▶ _WHAT IS NEEDED_: From the listing below, extract every line in which the word "กษาเพ" appears.

▶ _MATERIAL PROVIDED_:
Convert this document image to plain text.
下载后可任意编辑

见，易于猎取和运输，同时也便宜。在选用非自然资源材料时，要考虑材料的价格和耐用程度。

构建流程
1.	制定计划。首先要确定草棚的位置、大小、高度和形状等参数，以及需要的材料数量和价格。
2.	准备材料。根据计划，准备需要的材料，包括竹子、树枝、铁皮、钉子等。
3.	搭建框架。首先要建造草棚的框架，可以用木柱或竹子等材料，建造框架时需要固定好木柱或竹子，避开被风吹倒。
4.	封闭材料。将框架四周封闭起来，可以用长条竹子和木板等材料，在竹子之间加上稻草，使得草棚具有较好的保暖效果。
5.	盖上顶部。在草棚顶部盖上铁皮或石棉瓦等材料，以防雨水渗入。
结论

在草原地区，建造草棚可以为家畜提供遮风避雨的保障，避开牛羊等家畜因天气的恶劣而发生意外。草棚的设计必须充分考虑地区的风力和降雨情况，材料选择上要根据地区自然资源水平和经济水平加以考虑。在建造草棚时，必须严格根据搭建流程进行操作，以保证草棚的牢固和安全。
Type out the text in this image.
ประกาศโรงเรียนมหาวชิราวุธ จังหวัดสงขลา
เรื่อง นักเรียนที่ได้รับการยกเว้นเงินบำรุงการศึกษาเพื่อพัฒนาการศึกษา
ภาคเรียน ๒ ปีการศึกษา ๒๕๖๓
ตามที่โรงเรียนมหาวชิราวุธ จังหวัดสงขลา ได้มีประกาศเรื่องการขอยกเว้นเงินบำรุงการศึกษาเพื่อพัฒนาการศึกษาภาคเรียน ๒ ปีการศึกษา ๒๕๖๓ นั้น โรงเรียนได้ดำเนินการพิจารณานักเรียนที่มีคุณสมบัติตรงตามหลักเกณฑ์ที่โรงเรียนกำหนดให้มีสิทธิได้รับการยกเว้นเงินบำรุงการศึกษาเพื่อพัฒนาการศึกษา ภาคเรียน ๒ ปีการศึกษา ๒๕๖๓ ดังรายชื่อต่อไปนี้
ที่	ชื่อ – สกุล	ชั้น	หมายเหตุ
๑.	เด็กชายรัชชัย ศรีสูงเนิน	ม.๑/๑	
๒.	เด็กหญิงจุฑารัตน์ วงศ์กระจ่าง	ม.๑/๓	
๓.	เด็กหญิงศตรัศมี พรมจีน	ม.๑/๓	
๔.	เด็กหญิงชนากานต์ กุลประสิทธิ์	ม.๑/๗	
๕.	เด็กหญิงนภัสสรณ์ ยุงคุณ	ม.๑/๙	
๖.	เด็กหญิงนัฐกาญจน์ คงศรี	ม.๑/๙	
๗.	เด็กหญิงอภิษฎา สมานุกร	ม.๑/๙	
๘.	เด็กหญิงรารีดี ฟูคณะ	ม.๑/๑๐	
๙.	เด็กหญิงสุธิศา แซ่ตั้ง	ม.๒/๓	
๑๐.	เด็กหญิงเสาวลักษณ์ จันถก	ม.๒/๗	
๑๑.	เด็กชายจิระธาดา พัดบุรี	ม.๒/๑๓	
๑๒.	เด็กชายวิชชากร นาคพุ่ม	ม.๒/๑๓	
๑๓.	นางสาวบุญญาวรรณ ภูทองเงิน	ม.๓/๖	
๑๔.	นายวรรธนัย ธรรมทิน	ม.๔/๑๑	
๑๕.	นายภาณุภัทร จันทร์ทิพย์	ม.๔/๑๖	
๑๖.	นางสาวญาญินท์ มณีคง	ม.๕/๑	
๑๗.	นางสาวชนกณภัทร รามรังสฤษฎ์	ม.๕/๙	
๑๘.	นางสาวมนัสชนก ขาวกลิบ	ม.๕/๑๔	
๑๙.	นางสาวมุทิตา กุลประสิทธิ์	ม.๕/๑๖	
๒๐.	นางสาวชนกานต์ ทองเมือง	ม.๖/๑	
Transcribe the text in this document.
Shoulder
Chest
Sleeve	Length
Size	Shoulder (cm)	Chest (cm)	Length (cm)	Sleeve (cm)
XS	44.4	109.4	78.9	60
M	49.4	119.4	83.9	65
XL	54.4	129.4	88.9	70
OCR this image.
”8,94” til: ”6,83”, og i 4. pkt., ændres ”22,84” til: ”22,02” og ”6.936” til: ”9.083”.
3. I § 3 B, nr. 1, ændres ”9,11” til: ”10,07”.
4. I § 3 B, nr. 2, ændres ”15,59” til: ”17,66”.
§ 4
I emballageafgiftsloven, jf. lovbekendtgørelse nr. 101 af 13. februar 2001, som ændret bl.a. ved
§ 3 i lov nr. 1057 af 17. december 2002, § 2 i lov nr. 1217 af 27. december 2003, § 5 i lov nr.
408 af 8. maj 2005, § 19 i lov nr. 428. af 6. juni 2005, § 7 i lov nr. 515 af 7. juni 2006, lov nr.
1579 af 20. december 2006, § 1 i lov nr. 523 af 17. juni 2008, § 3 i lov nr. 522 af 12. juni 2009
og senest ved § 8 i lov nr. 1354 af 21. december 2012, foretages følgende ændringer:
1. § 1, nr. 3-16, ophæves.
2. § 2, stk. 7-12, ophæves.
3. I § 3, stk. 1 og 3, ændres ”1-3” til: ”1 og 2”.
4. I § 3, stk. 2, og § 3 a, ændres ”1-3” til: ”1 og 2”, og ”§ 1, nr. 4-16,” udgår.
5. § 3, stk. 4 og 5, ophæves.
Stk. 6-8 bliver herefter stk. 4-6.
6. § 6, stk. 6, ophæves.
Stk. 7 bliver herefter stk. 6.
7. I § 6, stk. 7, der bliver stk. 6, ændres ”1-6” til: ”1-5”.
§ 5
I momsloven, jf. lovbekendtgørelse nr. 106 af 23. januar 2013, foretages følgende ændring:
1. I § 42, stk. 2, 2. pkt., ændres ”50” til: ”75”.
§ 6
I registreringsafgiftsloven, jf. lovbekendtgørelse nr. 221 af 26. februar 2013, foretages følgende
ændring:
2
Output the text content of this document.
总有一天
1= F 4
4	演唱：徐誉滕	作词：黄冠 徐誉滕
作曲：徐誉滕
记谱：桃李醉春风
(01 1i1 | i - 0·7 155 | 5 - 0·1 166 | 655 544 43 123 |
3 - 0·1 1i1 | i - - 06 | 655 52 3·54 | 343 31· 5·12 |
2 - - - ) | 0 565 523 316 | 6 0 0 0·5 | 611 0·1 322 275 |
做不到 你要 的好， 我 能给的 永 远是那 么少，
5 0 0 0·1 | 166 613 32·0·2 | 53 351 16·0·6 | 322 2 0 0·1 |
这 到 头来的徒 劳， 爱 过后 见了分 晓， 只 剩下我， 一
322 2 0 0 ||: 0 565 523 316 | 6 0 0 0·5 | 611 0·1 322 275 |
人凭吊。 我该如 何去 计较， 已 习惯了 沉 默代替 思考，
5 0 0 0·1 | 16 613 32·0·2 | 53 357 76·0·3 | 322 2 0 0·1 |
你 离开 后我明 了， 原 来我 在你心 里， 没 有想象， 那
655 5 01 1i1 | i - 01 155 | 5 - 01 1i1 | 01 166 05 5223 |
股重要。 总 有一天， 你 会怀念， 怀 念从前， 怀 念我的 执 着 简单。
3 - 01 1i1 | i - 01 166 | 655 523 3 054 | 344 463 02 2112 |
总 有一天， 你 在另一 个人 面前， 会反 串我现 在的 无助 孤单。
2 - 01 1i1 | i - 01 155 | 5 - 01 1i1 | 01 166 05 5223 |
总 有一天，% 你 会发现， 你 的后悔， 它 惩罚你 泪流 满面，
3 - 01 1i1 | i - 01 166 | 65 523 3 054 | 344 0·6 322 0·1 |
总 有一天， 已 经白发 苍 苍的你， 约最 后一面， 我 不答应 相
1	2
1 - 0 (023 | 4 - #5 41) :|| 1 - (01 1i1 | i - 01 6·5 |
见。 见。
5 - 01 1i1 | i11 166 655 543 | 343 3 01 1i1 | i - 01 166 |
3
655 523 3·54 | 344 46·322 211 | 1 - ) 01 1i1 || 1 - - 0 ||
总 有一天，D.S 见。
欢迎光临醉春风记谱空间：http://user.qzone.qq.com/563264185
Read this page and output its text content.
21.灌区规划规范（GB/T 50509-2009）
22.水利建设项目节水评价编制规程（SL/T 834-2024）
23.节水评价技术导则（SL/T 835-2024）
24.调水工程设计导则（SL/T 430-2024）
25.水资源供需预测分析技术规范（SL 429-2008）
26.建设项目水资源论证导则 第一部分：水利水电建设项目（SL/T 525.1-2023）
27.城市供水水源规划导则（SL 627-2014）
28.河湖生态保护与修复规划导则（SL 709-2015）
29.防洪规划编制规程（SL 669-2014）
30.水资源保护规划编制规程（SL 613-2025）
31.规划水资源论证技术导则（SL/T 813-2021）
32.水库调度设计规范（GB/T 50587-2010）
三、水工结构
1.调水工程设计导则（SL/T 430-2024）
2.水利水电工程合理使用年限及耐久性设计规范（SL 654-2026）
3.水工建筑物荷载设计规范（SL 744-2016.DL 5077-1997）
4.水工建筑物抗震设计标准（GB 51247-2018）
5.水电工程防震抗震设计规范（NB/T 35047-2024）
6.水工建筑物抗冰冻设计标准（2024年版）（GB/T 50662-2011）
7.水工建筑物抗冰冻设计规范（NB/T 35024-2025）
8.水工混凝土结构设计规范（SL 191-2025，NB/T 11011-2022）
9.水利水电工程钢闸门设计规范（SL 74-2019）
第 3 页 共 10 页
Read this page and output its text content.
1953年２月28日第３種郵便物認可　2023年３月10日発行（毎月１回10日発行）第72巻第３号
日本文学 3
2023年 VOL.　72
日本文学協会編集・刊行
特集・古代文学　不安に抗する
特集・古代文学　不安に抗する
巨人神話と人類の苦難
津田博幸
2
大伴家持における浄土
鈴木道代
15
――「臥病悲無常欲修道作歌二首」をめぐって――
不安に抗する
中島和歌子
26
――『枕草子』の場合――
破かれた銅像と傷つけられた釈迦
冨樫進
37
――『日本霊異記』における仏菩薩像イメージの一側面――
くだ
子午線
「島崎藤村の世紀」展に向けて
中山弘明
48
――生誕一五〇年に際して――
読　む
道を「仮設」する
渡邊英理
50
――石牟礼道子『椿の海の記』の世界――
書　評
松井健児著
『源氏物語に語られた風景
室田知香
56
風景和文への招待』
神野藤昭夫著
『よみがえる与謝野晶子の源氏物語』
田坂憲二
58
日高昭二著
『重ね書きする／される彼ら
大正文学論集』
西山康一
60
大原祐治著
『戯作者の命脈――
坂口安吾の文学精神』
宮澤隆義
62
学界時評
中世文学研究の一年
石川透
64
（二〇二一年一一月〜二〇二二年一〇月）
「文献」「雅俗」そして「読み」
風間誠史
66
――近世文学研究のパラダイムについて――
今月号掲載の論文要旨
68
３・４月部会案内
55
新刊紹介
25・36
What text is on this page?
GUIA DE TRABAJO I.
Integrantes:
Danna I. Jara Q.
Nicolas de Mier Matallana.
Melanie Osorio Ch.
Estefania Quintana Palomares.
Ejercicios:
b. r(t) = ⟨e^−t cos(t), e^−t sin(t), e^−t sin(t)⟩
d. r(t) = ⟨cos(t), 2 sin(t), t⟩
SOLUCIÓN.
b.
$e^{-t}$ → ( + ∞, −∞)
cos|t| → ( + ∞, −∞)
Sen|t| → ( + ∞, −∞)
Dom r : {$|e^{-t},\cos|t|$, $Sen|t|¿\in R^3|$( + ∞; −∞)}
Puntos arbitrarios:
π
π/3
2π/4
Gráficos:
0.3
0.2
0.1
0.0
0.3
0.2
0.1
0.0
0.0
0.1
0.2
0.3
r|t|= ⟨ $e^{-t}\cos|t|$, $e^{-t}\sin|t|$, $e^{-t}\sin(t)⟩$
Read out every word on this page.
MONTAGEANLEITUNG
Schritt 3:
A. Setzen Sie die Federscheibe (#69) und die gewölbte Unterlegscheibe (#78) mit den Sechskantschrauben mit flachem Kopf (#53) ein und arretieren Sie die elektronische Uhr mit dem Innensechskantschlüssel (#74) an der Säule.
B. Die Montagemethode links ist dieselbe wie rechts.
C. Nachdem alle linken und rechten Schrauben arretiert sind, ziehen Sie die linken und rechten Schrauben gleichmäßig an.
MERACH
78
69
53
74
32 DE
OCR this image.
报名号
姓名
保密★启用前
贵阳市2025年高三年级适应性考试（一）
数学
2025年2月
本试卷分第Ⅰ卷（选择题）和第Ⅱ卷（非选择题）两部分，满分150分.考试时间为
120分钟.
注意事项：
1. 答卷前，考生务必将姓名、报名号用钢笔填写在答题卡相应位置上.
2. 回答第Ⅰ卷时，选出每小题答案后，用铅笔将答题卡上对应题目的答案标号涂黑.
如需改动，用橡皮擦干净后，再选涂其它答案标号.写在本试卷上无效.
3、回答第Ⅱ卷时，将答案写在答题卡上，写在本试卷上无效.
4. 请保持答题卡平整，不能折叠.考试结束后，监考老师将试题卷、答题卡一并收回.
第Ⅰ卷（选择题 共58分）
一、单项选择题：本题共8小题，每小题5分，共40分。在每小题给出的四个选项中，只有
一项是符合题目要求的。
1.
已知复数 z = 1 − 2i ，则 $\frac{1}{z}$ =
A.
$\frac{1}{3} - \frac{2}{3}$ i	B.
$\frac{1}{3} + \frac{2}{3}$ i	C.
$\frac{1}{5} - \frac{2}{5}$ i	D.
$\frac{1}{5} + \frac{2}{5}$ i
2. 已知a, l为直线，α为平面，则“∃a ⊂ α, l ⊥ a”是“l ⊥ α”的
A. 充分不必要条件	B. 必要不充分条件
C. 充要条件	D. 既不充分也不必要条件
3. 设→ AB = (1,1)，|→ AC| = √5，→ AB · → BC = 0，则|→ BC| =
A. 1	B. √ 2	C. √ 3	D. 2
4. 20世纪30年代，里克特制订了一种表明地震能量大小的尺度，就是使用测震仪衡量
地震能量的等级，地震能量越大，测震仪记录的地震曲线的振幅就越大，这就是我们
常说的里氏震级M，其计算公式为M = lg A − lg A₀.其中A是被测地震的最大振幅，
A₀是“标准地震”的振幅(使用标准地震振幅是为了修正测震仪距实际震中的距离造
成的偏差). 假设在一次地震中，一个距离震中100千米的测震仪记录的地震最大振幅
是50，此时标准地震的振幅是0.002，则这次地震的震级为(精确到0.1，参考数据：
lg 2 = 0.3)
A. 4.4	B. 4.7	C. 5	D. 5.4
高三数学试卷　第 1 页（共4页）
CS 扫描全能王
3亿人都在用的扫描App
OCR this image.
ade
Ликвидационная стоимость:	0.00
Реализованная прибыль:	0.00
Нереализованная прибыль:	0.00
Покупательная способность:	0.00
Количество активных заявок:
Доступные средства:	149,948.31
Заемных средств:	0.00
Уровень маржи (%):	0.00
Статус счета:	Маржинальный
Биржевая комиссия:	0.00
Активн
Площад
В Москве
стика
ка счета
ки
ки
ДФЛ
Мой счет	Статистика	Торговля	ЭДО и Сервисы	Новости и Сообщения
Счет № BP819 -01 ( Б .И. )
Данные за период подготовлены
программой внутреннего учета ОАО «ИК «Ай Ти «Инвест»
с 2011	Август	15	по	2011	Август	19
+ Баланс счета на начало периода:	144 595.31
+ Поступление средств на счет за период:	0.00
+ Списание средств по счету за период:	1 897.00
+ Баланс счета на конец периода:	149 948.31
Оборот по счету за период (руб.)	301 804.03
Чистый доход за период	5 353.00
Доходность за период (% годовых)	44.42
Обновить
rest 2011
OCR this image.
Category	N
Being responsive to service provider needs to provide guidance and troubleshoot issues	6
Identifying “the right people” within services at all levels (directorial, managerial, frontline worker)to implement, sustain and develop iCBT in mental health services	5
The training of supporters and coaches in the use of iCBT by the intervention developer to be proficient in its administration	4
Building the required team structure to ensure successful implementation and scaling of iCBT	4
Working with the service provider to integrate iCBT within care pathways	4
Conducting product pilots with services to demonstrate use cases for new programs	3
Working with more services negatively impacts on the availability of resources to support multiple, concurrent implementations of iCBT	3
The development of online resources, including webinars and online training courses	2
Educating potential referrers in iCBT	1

▶ _FINAL RESULT_:
เรื่อง นักเรียนที่ได้รับการยกเว้นเงินบำรุงการศึกษาเพื่อพัฒนาการศึกษา
ตามที่โรงเรียนมหาวชิราวุธ จังหวัดสงขลา ได้มีประกาศเรื่องการขอยกเว้นเงินบำรุงการศึกษาเพื่อพัฒนาการศึกษาภาคเรียน ๒ ปีการศึกษา ๒๕๖๓ นั้น โรงเรียนได้ดำเนินการพิจารณานักเรียนที่มีคุณสมบัติตรงตามหลักเกณฑ์ที่โรงเรียนกำหนดให้มีสิทธิได้รับการยกเว้นเงินบำรุงการศึกษาเพื่อพัฒนาการศึกษา ภาคเรียน ๒ ปีการศึกษา ๒๕๖๓ ดังรายชื่อต่อไปนี้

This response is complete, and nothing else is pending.